··· DATA SUPPLIED ···

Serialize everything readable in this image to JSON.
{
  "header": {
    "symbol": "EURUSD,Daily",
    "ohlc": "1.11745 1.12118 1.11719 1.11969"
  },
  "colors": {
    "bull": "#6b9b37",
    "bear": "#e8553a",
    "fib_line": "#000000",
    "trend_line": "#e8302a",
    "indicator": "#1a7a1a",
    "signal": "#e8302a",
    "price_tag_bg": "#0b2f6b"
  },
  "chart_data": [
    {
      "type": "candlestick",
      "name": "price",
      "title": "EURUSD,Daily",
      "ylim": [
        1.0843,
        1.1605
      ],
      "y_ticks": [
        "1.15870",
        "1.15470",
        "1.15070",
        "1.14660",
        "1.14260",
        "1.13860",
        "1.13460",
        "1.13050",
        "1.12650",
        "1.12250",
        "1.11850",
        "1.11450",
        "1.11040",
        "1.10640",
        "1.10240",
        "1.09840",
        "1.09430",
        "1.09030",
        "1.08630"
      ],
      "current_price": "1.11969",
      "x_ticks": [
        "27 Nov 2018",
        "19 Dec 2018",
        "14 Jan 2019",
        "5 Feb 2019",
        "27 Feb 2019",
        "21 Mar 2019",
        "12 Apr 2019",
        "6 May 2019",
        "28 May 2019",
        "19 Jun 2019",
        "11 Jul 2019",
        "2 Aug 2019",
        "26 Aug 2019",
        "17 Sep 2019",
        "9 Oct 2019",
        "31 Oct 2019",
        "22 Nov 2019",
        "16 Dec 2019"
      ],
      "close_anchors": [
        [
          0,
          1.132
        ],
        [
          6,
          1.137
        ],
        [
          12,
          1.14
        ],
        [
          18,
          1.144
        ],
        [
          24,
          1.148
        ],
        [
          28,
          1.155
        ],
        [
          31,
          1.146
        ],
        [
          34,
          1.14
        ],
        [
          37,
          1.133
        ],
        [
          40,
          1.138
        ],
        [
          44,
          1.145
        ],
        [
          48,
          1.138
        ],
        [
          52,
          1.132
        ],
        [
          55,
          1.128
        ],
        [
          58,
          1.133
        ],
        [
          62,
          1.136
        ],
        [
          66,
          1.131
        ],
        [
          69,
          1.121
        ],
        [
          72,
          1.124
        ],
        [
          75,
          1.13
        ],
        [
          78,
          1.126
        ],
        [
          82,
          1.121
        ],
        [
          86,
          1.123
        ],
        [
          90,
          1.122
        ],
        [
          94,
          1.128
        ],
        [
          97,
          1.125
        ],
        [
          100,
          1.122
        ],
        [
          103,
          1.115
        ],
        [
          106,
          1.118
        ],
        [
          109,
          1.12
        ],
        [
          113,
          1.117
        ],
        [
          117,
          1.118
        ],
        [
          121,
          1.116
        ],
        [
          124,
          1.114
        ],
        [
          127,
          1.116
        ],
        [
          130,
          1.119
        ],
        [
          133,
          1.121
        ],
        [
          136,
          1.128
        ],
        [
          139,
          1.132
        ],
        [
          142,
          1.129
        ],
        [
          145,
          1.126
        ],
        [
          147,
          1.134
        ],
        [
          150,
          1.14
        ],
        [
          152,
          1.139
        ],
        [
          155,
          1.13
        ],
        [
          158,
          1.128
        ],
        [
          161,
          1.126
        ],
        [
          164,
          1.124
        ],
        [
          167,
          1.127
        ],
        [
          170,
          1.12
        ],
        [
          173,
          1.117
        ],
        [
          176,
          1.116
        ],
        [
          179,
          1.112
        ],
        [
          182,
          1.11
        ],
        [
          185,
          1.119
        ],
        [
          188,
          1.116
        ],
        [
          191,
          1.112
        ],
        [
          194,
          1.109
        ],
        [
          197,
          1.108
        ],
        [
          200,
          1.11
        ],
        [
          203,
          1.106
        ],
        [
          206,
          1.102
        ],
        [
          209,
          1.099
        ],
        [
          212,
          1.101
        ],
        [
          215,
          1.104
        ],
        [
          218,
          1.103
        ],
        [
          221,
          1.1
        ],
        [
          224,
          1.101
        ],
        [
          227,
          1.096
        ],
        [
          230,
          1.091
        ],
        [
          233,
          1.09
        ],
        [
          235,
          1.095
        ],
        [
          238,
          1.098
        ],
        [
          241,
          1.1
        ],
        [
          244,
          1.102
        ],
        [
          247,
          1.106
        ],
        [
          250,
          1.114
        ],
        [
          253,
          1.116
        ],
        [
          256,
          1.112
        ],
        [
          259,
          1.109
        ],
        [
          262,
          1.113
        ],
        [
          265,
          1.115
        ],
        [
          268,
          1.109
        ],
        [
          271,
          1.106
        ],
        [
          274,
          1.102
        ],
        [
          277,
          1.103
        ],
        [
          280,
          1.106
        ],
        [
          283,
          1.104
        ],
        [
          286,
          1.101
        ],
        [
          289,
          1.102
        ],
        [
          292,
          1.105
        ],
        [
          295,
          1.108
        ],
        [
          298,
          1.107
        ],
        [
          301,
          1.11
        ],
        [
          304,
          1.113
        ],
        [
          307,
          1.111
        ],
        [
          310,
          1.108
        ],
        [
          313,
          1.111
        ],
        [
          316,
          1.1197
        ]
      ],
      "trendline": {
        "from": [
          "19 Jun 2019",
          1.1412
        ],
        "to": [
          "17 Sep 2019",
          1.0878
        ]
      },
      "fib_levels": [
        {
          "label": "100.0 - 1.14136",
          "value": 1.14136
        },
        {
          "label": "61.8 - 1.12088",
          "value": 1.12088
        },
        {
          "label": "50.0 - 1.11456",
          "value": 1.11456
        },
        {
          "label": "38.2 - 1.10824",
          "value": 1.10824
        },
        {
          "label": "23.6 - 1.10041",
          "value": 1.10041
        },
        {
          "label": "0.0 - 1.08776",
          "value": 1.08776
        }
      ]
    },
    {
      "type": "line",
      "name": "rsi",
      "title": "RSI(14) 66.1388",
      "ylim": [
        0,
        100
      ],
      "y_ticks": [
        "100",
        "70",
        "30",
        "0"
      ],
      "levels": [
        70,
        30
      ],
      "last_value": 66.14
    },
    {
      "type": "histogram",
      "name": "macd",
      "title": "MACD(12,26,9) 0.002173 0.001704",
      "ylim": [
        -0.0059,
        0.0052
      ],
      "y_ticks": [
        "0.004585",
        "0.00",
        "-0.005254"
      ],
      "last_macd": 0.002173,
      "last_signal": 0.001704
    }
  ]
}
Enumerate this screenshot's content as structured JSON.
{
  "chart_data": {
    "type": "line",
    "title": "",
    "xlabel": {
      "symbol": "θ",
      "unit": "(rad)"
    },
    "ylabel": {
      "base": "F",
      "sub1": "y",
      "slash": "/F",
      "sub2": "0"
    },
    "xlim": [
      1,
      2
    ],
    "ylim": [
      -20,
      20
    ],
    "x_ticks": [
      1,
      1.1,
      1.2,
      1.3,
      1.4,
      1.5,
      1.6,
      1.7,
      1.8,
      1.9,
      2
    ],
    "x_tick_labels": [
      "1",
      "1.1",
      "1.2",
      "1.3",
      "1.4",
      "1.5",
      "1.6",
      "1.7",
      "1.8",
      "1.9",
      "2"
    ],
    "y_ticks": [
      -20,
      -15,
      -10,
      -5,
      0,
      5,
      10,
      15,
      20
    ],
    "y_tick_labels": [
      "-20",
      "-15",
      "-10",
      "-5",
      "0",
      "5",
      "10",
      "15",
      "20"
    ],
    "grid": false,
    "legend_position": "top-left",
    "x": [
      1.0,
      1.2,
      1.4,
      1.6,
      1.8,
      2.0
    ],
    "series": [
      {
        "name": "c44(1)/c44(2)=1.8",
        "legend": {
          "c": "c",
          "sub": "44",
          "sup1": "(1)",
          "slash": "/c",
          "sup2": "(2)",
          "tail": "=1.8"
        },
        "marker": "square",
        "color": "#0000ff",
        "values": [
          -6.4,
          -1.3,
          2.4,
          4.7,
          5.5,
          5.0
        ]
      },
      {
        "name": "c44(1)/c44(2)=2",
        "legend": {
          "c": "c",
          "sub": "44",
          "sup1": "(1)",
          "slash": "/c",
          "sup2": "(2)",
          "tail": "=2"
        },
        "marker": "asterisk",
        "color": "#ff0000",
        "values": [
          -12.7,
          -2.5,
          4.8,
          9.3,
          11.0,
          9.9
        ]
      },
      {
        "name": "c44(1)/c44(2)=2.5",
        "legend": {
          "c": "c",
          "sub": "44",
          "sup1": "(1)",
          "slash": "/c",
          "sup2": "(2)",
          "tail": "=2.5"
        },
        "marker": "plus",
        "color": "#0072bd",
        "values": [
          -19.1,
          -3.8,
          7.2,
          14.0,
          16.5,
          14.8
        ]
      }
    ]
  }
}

···

= WRITTEN TASK =
Filter the entries down to the lines containing "marker". Copy each of those lines.

= REPLY =
        "marker": "square",
        "marker": "asterisk",
        "marker": "plus",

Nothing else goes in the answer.